Text for analysis
■ ■ ■ ■ ■

Outdoor Education Program
Bringing students outside to learn in South Canton Scholars' outdoor classroom provides students with an exciting place to learn. Students can connect with what they are learning in different ways by exploring with their hands and trying out real experiments. This also makes their critical thinking skills stronger and gives more understanding to what they learn in class and how it matters in real life.Read More About the Program
Vision Statement:To foster an appreciation for the environment and create opportunities for students to enhance their college preparatory education through outdoor experiences and community partnerships.
- Use of an outdoor classroom
- Nature walks and nature exploration
- Science integrated across different content areas
- Hands-on learning opportunities
- Indoor STEM Lab
- Team building
- Monthly themes on topics like environmental elements, agriculture, conservation, recycling, etc.
- Moral Focus virtues
The Outdoor Education Program started with a small goal of getting classes to be outside for at least 15 minutes every day. This includes activities like taking books and assignments outdoors, finding obtuse angles in nature, recycling, and composting.

■ ■ ■ ■ ■

Data to examine
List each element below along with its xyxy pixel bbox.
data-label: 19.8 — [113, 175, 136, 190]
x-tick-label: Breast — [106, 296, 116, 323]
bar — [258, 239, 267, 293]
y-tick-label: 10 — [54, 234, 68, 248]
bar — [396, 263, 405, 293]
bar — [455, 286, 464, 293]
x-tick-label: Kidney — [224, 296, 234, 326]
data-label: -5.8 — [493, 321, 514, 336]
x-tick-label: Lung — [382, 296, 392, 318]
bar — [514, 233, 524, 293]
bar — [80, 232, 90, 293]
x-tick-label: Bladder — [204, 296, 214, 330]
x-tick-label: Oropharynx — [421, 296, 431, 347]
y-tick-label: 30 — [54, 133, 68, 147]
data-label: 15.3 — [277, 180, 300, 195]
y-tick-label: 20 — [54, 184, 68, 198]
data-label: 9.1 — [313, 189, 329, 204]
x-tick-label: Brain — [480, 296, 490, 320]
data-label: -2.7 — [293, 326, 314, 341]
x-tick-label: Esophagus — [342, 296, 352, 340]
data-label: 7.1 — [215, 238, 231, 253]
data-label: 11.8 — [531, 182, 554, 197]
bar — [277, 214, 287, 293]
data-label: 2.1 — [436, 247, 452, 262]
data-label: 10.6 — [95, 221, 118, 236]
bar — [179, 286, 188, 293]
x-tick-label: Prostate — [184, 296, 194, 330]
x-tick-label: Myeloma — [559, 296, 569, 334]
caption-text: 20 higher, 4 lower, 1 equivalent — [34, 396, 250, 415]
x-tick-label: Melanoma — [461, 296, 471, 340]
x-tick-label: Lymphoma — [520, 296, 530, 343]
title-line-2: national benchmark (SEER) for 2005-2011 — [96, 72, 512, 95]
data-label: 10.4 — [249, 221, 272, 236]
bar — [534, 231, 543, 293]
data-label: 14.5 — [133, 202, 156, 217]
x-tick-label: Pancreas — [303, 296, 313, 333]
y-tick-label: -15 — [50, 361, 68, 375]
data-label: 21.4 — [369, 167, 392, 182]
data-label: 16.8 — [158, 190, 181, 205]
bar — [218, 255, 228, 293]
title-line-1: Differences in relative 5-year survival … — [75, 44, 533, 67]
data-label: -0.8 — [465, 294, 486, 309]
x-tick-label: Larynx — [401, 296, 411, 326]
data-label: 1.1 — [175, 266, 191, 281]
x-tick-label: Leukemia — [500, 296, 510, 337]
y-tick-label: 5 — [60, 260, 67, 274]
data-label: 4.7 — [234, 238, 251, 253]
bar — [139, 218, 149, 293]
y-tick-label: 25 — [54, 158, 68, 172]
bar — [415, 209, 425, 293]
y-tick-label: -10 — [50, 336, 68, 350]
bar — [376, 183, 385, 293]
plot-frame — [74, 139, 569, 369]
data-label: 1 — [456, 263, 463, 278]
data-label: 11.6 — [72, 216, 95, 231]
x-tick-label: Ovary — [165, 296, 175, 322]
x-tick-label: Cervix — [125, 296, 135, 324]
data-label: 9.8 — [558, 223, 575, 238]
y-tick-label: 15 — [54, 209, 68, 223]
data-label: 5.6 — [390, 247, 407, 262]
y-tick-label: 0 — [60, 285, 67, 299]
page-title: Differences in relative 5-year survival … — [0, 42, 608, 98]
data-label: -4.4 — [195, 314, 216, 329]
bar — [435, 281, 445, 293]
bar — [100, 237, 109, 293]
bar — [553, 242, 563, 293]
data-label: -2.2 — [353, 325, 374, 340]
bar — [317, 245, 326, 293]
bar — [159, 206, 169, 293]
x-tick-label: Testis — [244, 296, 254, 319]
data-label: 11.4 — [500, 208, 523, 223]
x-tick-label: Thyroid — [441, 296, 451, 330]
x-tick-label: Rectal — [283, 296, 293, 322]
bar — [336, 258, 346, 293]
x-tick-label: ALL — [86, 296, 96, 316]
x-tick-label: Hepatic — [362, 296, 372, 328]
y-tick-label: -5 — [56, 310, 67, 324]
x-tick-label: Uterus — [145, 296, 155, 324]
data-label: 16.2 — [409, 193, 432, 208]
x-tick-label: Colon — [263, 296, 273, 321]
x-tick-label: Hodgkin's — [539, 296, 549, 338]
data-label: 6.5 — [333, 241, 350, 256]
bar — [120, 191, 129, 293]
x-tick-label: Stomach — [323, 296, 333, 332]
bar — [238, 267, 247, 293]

■ ■ ■ ■ ■

Complete the following
1. In the text about the outdoor education program, what was the program's first small goal?
2. Rewrite the outdoor education program text from the words "- Use of an" through the words "recycling, and composting.", swapping "Team building" for "Leadership training".

Responses in order
1. Getting classes to be outside for at least 15 minutes every day.

2.
- Use of an outdoor classroom
- Nature walks and nature exploration
- Science integrated across different content areas
- Hands-on learning opportunities
- Indoor STEM Lab
- Leadership training
- Monthly themes on topics like environmental elements, agriculture, conservation, recycling, etc.
- Moral Focus virtues
The Outdoor Education Program started with a small goal of getting classes to be outside for at least 15 minutes every day. This includes activities like taking books and assignments outdoors, finding obtuse angles in nature, recycling, and composting.